▼

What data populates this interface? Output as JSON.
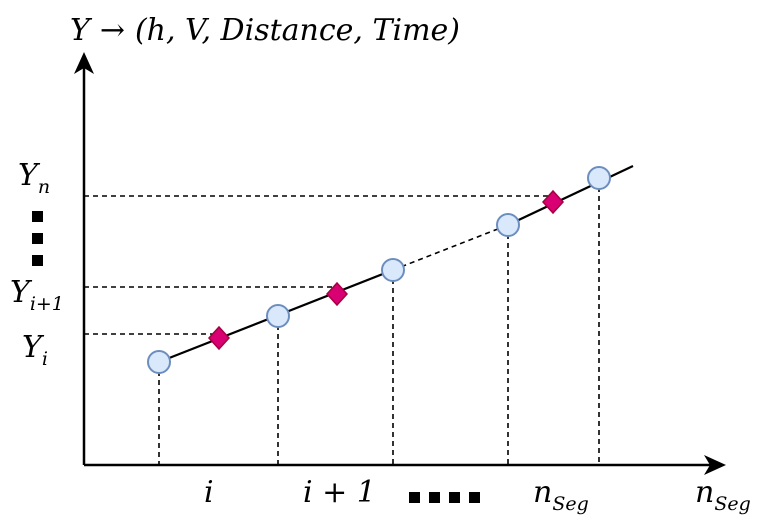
{
  "y_axis_label": {
    "main": "Y",
    "arrow": "→",
    "tuple": "(h, V, Distance, Time)"
  },
  "y_ticks": {
    "yn": {
      "base": "Y",
      "sub": "n"
    },
    "yi1": {
      "base": "Y",
      "sub": "i+1"
    },
    "yi": {
      "base": "Y",
      "sub": "i"
    }
  },
  "x_ticks": {
    "i": "i",
    "i1": "i + 1",
    "nseg": {
      "base": "n",
      "sub": "Seg"
    }
  },
  "x_axis_label": {
    "base": "n",
    "sub": "Seg"
  },
  "colors": {
    "node_fill": "#dae8fc",
    "node_stroke": "#6c8ebf",
    "diamond_fill": "#d80073",
    "diamond_stroke": "#a50040"
  }
}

▲

Problem to solve
Leave out the pictures and give the rest of the records again exactly.

Exercise output
What data populates this interface? Output as JSON.
{
  "y_axis_label": {
    "main": "Y",
    "arrow": "→",
    "tuple": "(h, V, Distance, Time)"
  },
  "y_ticks": {
    "yn": {
      "base": "Y",
      "sub": "n"
    },
    "yi1": {
      "base": "Y",
      "sub": "i+1"
    },
    "yi": {
      "base": "Y",
      "sub": "i"
    }
  },
  "x_ticks": {
    "i": "i",
    "i1": "i + 1",
    "nseg": {
      "base": "n",
      "sub": "Seg"
    }
  },
  "x_axis_label": {
    "base": "n",
    "sub": "Seg"
  },
  "colors": {
    "node_fill": "#dae8fc",
    "node_stroke": "#6c8ebf",
    "diamond_fill": "#d80073",
    "diamond_stroke": "#a50040"
  }
}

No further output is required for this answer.